Saved data entries:
** begin **

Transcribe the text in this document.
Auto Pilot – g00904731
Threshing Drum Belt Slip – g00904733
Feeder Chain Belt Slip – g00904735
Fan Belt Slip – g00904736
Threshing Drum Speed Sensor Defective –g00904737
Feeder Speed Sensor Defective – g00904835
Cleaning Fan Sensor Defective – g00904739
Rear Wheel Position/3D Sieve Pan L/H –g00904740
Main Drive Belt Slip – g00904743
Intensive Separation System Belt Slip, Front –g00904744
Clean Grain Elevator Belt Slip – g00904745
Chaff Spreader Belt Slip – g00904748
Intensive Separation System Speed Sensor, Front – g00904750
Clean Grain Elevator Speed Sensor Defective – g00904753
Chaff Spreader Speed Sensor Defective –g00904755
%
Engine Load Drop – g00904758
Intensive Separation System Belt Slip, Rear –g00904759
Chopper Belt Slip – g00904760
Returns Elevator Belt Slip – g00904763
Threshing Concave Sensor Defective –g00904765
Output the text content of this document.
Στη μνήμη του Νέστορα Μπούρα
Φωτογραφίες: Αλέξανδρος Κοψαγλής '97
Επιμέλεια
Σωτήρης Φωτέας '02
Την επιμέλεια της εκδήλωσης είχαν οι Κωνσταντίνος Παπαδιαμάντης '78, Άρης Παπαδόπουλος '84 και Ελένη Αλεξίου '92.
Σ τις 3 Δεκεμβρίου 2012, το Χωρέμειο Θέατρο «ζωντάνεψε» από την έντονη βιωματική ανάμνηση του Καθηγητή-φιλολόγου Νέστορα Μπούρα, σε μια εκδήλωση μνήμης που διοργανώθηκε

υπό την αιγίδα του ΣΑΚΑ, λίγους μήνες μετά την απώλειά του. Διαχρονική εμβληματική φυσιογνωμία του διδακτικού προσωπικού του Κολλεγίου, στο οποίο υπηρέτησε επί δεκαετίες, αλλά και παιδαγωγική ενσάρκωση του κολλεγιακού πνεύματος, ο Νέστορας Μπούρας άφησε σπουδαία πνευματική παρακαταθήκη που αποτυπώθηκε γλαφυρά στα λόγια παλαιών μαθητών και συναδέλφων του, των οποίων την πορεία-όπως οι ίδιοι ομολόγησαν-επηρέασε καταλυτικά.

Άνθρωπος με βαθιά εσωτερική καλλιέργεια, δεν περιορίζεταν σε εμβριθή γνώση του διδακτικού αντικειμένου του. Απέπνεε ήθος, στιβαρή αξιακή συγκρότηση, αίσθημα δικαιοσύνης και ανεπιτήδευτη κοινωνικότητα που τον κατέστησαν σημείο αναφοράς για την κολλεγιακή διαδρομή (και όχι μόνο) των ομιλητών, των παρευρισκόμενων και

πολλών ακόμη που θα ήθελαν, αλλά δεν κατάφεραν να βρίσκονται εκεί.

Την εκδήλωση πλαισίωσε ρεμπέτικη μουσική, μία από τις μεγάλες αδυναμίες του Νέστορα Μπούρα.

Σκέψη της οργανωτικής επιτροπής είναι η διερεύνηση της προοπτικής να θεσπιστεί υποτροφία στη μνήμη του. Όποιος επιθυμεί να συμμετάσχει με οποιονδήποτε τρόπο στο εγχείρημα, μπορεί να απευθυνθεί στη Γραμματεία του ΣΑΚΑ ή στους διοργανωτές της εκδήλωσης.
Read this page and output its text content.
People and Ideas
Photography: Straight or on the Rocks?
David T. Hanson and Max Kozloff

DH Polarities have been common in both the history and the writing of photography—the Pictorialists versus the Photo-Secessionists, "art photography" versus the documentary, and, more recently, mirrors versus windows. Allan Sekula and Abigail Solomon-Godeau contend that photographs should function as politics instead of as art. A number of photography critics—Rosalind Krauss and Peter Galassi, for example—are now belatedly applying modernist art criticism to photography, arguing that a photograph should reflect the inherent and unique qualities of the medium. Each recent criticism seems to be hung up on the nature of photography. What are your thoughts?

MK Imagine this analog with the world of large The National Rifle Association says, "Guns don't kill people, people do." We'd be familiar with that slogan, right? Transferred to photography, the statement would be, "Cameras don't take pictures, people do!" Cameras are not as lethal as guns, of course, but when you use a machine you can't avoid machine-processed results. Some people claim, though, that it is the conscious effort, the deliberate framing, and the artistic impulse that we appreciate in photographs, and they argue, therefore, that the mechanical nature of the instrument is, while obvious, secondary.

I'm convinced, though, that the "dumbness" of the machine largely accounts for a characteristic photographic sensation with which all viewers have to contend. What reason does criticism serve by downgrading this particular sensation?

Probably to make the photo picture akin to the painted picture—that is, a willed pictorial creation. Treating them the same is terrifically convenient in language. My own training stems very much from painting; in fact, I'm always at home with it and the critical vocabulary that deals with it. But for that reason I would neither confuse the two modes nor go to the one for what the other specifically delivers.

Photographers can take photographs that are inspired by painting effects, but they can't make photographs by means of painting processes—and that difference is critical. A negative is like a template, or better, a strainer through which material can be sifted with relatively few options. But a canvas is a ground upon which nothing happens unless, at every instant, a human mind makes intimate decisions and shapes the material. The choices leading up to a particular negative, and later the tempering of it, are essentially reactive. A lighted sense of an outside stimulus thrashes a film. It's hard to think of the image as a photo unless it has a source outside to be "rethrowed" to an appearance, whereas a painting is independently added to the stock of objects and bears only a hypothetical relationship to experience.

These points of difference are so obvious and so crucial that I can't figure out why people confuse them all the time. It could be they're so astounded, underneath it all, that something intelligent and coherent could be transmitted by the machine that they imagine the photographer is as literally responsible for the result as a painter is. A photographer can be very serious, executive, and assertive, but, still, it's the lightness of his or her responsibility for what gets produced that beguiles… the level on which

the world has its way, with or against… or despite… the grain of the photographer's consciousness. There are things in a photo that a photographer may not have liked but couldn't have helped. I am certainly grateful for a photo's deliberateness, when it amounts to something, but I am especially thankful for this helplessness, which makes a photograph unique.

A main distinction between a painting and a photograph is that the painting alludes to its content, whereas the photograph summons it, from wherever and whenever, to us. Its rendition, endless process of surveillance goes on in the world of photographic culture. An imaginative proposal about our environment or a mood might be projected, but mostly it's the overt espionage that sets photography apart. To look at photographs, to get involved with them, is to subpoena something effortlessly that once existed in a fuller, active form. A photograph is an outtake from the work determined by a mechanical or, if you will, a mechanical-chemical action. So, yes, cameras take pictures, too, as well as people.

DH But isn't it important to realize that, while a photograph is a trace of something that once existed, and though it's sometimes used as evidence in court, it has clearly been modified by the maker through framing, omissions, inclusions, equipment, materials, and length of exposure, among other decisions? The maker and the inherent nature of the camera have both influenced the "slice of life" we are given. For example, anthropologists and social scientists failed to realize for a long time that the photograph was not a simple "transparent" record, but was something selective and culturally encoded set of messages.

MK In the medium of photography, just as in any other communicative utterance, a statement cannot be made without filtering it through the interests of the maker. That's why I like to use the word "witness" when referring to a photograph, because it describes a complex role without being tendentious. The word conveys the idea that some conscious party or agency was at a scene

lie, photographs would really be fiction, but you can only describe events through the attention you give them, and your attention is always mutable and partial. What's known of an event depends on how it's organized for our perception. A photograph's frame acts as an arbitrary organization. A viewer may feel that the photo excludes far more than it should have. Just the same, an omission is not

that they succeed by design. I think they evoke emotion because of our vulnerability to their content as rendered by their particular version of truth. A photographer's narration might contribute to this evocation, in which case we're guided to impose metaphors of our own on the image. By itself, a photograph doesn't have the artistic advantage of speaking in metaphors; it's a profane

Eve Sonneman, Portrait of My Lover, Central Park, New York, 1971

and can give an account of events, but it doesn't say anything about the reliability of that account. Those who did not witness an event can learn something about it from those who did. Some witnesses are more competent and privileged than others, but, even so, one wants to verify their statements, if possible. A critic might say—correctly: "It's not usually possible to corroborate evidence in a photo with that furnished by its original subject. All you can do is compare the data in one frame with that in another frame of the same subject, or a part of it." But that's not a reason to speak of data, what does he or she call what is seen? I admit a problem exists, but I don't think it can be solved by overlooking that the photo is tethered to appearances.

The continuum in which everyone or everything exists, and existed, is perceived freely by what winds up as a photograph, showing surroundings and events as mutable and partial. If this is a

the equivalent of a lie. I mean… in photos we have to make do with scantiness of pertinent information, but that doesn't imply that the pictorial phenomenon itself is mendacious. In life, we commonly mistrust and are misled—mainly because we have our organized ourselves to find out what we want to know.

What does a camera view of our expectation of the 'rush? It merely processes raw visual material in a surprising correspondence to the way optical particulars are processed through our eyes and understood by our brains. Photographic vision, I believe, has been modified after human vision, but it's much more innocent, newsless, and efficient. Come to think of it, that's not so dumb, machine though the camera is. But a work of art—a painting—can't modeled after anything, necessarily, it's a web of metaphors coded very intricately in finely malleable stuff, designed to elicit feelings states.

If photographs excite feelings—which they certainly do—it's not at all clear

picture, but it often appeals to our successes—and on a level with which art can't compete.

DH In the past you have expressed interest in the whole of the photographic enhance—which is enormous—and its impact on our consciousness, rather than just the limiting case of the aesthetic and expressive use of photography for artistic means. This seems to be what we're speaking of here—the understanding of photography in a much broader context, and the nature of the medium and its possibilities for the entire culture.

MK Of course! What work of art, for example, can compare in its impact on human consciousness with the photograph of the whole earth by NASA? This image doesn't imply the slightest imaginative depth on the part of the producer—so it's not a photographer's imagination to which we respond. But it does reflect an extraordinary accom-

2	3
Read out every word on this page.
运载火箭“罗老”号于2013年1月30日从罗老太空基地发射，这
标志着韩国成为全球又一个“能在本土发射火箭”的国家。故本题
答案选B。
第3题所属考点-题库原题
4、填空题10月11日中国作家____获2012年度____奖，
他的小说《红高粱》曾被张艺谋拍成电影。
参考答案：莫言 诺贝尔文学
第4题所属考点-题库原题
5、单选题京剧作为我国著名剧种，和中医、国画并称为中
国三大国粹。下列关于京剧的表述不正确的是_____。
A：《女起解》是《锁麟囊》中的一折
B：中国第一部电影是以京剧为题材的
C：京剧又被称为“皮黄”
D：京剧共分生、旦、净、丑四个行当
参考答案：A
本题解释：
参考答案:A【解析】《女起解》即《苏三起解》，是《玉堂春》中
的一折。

** end **

TASK DETAILS: In the entries above, take the line containing "Read out every word on this page." and each later line through the last, and repeat them exactly. Output nothing else.

RESULT OF THIS TASK:
Read out every word on this page.
运载火箭“罗老”号于2013年1月30日从罗老太空基地发射，这
标志着韩国成为全球又一个“能在本土发射火箭”的国家。故本题
答案选B。
第3题所属考点-题库原题
4、填空题10月11日中国作家____获2012年度____奖，
他的小说《红高粱》曾被张艺谋拍成电影。
参考答案：莫言 诺贝尔文学
第4题所属考点-题库原题
5、单选题京剧作为我国著名剧种，和中医、国画并称为中
国三大国粹。下列关于京剧的表述不正确的是_____。
A：《女起解》是《锁麟囊》中的一折
B：中国第一部电影是以京剧为题材的
C：京剧又被称为“皮黄”
D：京剧共分生、旦、净、丑四个行当
参考答案：A
本题解释：
参考答案:A【解析】《女起解》即《苏三起解》，是《玉堂春》中
的一折。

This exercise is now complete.